• **REQUISITOS DE TAREAS**:
[1] Según el texto sobre el embalse de Almudévar, ¿qué día se publicó el proyecto en el Boletín Oficial del Estado?
[2] Prolonga el texto sobre el embalse de Almudévar a partir de su última oración.

##### TEXTO DEL DOCUMENTO #####

# MEDIO FÍSICO > Embalses > Embalses - General >  Riegos Altoaragón valora la agilización de trámites del embalse de Almudévar

## sergi1907

El proyecto de embalse, pieza destinada a almacenar caudales del río Gállego, salió a información en el Boletín Oficial del Estado del pasado sábado 19 de noviembre.
La Comunidad General de Riegos del Alto Aragón ha expresado este lunes su satisfacción por la activación del proceso de información pública del anteproyecto del embalse de Almudévar, en la provincia de Huesca. 

 El colectivo ha agradecido a la Secretaria de Estado de Medio Rural y Agua, a la Dirección General del Agua y a la propia Confederación Hidrográfica del Ebro (CHE) el trámite llevado a cabo en favor del proyecto. 

 Mediante este trámite se autoriza a la CHE a someter a información pública el proyecto de embalse de Almudévar junto con su evaluación de impacto ambiental y bienes y derechos afectados, según recuerda la comunidad de regantes en un comunicado.

##### REGISTROS DE DATOS #####

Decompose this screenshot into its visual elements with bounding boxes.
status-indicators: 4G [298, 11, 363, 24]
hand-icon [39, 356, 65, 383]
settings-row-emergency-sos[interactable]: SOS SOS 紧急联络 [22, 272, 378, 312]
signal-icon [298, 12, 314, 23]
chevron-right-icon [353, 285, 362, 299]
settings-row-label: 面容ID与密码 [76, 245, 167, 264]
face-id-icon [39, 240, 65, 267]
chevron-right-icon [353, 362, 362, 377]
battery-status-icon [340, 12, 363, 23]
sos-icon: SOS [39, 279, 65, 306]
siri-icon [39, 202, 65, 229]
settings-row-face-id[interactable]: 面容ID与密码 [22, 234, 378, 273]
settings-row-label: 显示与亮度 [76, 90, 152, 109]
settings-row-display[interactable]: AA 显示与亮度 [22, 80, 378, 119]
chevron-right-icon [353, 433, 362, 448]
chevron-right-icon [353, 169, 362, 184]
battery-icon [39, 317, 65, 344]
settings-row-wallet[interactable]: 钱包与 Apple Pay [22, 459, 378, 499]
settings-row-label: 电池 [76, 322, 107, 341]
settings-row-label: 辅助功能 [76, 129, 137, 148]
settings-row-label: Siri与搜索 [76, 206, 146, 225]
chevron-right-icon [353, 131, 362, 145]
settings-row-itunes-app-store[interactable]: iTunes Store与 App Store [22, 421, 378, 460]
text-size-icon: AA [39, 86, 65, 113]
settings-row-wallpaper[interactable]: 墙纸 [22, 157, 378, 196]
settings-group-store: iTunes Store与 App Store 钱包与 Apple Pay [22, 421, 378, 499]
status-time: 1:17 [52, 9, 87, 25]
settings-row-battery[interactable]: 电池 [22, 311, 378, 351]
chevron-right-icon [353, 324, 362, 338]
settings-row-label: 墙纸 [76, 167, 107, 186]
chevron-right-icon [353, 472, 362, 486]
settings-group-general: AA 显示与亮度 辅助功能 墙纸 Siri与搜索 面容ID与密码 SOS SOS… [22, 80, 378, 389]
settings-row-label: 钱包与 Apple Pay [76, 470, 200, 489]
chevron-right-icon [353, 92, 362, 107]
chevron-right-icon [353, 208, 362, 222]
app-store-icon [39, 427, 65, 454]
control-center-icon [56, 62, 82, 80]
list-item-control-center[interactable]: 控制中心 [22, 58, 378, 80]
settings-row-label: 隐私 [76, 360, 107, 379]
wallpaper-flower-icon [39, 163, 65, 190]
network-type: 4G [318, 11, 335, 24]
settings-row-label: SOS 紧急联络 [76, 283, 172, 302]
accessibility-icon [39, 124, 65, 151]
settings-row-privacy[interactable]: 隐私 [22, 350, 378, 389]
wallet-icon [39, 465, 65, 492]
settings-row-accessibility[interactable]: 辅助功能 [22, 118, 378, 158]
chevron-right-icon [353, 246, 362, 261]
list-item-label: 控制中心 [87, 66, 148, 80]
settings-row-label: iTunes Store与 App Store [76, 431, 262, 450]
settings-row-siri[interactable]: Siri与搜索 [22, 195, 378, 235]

#####

• **RESPUESTAS POR TAREA**:
[1] El sábado 19 de noviembre.

[2]
 De hecho, el proyecto de embalse, pieza destinada a almacenar caudales del río Gállego, salió a información en el Boletín Oficial del Estado (BOE) del pasado sábado 19 de noviembre. 

 Para esta organización este paso representa "un avance" en uno de los proyectos de importancia para la regulación del río Gállego, que constituye, junto al embalse de Biscarrués "una unidad". 

 El embalse de Almudévar constará de dos diques de materiales suelos que servirán para cerrar una vaguada cercana al municipio de Almudevar y tendrá una capacidad de 169,71 hectómetros cúbicos estando gestión vinculada a la puesta en funcionamiento del embalse de Biscarrués, según las fuentes.

http://www.heraldo.es/noticias/arago...66039_300.html

----------


## Luján

Ya mismo estarán los antiembalses buscando restos de Lince o vete a saber qué para evitar su construcción.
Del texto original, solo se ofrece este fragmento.